• _Exercise goal_: All lines featuring the string "intercept" are to be listed.

• _Excerpted records_:

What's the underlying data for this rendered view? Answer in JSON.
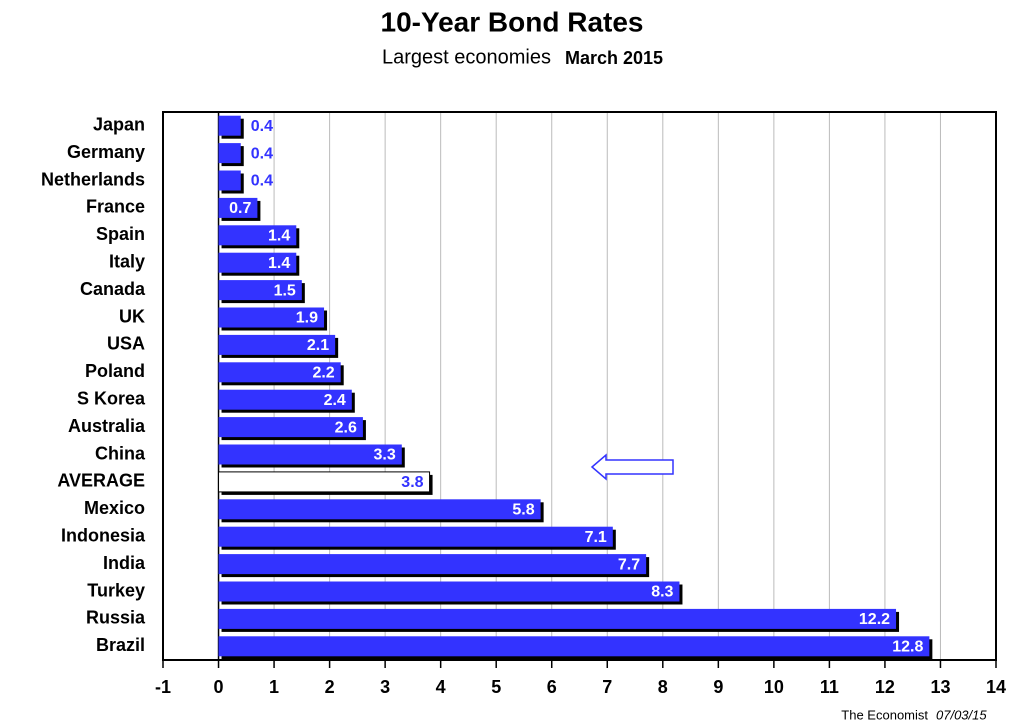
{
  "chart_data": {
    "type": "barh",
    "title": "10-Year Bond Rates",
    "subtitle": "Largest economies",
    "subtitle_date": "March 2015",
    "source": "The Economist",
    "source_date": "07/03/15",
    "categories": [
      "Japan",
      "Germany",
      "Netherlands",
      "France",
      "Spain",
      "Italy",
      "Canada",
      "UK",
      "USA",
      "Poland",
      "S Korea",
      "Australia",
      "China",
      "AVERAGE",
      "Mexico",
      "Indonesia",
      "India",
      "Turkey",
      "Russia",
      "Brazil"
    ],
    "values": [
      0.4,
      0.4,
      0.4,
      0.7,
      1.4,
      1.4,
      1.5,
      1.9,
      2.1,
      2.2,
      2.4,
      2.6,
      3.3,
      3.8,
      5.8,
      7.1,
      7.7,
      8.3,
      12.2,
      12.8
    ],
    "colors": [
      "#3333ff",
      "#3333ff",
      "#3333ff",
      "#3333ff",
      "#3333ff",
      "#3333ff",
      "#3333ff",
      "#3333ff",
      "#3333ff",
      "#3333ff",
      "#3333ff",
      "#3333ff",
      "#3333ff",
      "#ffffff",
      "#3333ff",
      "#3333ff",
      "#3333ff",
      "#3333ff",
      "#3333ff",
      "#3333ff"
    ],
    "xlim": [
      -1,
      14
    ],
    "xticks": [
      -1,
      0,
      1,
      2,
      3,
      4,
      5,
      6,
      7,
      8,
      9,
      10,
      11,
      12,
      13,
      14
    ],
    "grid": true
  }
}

...

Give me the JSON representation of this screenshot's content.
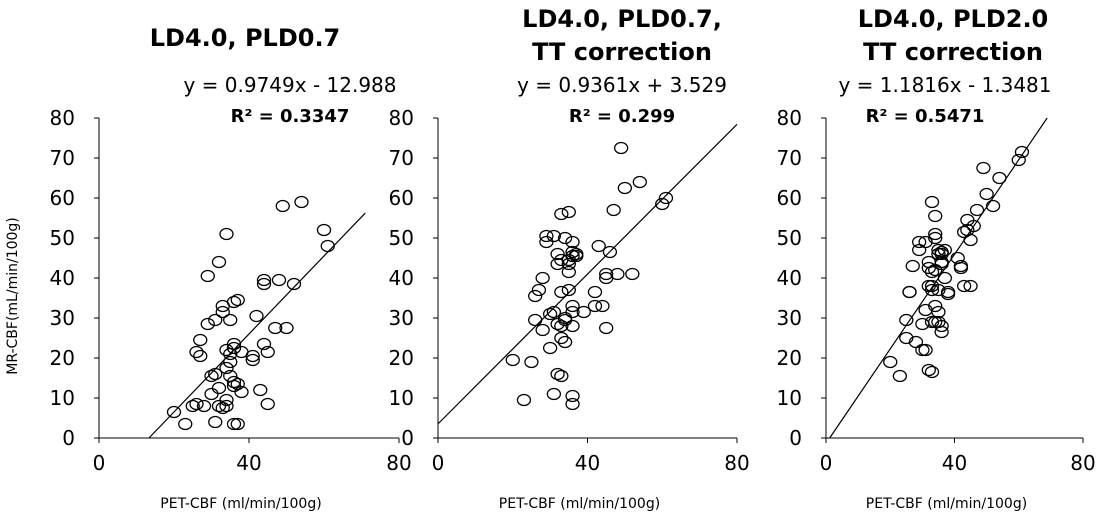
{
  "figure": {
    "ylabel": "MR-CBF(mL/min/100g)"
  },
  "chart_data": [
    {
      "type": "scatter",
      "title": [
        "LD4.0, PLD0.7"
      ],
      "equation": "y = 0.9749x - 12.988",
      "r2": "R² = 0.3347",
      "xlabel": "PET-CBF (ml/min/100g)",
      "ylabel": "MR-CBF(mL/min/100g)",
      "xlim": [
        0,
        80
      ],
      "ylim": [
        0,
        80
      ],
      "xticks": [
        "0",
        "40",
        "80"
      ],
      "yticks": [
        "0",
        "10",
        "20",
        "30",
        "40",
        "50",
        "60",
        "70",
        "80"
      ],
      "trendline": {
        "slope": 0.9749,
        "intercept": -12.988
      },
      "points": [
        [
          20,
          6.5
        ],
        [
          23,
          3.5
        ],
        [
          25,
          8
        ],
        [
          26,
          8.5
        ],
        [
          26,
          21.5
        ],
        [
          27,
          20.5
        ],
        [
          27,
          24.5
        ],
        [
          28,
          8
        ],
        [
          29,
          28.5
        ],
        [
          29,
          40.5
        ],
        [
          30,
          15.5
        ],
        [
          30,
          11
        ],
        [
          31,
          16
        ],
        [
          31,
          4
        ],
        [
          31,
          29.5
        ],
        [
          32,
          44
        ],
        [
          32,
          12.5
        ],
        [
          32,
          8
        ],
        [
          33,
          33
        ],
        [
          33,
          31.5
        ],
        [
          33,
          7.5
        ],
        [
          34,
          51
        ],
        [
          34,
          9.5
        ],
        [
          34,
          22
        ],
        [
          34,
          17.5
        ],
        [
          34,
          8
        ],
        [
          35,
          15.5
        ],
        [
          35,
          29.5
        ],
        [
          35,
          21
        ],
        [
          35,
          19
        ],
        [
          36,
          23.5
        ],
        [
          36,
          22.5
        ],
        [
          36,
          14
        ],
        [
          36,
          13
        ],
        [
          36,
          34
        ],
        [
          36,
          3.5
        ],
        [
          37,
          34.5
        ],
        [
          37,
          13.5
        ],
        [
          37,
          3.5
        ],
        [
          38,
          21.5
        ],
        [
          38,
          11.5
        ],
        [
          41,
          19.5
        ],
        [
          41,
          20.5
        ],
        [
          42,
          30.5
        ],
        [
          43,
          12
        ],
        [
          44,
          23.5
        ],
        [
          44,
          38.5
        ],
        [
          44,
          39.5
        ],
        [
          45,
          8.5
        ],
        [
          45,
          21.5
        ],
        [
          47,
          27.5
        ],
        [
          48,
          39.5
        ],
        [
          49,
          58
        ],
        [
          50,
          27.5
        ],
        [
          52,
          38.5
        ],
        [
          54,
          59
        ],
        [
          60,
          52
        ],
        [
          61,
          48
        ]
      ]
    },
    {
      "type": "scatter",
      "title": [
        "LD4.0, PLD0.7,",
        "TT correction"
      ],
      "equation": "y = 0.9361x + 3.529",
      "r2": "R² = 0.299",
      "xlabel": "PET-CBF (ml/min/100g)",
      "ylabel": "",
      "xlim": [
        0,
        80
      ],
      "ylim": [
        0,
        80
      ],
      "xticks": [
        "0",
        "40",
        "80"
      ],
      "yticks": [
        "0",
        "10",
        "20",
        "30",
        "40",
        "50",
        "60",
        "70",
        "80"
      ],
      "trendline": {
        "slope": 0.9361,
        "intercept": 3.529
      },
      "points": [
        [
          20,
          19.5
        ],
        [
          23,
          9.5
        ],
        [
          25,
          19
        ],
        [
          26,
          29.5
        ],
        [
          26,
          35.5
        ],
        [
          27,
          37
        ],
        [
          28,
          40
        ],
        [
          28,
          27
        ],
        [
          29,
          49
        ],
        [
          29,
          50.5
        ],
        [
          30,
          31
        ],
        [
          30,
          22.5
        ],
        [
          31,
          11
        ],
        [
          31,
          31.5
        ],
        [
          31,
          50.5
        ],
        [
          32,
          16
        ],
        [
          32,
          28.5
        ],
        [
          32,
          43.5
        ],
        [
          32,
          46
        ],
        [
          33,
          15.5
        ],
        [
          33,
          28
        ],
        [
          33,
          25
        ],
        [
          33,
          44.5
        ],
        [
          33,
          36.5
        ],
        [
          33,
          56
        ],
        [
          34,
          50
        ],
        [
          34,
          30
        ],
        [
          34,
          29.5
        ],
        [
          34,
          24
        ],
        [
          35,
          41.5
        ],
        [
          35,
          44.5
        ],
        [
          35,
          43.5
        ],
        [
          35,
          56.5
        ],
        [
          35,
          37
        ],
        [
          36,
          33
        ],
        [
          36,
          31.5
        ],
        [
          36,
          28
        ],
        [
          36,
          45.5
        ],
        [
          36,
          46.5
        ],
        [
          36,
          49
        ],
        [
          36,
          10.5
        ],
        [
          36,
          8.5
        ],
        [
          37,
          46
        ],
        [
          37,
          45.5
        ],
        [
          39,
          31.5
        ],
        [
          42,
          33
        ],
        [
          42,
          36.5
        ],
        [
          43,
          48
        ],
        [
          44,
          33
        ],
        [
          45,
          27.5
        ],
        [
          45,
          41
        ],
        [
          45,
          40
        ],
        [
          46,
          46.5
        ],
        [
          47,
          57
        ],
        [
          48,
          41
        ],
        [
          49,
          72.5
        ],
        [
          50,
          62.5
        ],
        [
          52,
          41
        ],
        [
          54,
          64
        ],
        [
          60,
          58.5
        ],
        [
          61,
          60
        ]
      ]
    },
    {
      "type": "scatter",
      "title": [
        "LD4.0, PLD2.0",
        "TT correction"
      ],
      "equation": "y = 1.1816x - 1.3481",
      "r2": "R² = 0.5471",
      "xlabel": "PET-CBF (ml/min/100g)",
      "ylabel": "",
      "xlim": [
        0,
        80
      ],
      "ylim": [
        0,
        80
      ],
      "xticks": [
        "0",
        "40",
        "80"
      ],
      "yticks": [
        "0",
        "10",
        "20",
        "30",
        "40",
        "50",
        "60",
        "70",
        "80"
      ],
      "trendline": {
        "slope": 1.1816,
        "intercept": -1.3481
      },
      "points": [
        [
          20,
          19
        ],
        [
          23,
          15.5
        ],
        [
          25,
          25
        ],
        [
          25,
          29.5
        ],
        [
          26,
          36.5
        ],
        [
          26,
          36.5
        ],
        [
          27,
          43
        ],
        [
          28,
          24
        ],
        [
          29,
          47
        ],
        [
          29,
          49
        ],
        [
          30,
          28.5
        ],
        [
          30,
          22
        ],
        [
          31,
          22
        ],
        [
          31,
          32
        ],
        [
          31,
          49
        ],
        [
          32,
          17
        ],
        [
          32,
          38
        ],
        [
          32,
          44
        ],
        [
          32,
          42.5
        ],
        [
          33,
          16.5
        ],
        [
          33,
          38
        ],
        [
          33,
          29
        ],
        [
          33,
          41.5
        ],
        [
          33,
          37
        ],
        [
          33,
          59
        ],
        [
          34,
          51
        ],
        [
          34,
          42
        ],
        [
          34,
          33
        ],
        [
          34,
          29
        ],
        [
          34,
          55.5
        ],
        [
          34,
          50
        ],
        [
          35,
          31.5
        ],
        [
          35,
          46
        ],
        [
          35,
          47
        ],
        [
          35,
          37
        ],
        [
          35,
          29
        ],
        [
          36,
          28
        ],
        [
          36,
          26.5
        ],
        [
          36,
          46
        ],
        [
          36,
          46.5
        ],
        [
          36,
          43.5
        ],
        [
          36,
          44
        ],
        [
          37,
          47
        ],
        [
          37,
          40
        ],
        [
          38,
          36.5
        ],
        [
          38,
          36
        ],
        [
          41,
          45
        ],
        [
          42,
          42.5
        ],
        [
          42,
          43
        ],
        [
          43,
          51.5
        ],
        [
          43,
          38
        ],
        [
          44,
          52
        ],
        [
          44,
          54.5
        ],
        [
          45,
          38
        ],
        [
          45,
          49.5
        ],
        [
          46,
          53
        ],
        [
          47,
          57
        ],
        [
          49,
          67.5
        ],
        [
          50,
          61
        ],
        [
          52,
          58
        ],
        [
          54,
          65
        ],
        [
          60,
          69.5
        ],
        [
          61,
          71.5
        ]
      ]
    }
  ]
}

• _Full response_:
        "intercept": -12.988
        "intercept": 3.529
        "intercept": -1.3481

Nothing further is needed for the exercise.